### Provided records
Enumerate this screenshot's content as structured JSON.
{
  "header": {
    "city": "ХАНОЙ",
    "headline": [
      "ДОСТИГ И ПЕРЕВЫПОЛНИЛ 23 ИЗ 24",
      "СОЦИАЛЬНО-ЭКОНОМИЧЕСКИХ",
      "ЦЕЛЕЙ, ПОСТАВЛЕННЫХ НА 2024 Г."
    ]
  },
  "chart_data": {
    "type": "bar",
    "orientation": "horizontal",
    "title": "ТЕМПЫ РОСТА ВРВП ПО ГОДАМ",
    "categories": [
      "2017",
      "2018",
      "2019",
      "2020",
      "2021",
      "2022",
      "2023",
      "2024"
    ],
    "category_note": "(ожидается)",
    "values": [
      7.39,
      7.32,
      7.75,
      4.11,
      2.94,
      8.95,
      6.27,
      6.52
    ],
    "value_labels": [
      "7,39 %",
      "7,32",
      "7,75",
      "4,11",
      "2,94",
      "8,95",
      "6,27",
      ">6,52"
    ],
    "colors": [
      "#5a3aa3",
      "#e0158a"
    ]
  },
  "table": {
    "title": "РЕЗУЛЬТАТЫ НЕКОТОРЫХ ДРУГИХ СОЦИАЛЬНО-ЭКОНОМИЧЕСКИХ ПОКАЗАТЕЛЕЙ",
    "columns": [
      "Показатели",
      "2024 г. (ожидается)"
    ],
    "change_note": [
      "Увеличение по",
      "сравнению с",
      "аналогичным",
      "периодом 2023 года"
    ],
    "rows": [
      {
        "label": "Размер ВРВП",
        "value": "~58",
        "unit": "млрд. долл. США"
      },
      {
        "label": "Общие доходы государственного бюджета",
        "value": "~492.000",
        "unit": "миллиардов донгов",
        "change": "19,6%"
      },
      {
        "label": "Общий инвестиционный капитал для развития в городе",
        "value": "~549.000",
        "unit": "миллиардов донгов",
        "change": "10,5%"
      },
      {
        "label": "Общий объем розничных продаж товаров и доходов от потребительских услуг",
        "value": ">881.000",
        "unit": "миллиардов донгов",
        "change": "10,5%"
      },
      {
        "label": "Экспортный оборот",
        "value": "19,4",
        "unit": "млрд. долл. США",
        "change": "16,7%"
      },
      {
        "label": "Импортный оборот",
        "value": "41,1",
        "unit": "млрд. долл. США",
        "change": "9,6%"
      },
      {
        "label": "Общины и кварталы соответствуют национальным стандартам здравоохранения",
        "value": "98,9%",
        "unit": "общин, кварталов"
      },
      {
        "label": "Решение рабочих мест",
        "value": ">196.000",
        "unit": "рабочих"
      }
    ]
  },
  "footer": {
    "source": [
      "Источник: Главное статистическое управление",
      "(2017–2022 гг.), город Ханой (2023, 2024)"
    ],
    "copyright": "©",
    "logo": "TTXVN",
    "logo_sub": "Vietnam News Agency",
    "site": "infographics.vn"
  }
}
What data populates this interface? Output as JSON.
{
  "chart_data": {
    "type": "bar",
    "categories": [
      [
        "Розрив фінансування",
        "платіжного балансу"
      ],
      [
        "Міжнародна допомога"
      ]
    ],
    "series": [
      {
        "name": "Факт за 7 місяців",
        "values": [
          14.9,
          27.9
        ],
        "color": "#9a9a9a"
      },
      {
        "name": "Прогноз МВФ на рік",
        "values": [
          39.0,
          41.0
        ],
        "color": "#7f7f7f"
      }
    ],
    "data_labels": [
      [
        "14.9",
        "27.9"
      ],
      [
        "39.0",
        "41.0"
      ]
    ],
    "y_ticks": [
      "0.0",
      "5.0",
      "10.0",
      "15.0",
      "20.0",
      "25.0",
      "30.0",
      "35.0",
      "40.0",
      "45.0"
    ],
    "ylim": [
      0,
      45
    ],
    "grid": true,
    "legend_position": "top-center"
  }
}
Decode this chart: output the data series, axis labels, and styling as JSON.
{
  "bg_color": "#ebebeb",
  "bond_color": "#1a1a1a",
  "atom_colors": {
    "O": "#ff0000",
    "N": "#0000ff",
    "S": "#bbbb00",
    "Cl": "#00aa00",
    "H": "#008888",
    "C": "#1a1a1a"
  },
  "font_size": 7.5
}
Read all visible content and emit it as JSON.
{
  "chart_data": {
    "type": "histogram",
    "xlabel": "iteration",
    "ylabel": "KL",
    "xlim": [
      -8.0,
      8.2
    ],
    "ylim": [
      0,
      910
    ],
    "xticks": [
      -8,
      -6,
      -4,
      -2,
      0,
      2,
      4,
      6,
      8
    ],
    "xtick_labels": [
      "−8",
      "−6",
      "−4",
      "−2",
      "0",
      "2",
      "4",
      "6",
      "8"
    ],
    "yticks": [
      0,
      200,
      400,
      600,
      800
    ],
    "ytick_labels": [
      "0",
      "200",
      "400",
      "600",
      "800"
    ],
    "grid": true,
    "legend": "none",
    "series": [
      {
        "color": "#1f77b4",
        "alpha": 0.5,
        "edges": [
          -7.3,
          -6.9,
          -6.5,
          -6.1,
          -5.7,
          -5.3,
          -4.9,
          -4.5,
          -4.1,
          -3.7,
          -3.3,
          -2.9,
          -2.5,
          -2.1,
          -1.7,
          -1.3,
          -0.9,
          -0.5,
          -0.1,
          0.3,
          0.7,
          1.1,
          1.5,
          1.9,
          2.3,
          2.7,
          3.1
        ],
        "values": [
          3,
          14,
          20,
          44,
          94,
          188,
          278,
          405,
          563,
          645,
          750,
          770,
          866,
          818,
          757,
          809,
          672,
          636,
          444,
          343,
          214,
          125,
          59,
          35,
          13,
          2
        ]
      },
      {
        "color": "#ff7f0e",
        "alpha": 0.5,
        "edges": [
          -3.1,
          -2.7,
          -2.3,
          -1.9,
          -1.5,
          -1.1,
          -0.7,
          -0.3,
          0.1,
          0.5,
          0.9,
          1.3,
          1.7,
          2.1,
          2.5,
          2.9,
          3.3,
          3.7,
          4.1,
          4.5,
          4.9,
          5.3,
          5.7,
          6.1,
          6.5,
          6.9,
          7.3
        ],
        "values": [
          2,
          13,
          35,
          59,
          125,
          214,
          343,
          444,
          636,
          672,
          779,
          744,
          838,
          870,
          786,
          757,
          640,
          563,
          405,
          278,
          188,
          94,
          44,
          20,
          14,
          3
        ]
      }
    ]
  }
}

### Required work
Which lines contain the word "this"? Copy each of them.

### Problem solution
Enumerate this screenshot's content as structured JSON.
What data populates this interface? Output as JSON.
Decode this chart: output the data series, axis labels, and styling as JSON.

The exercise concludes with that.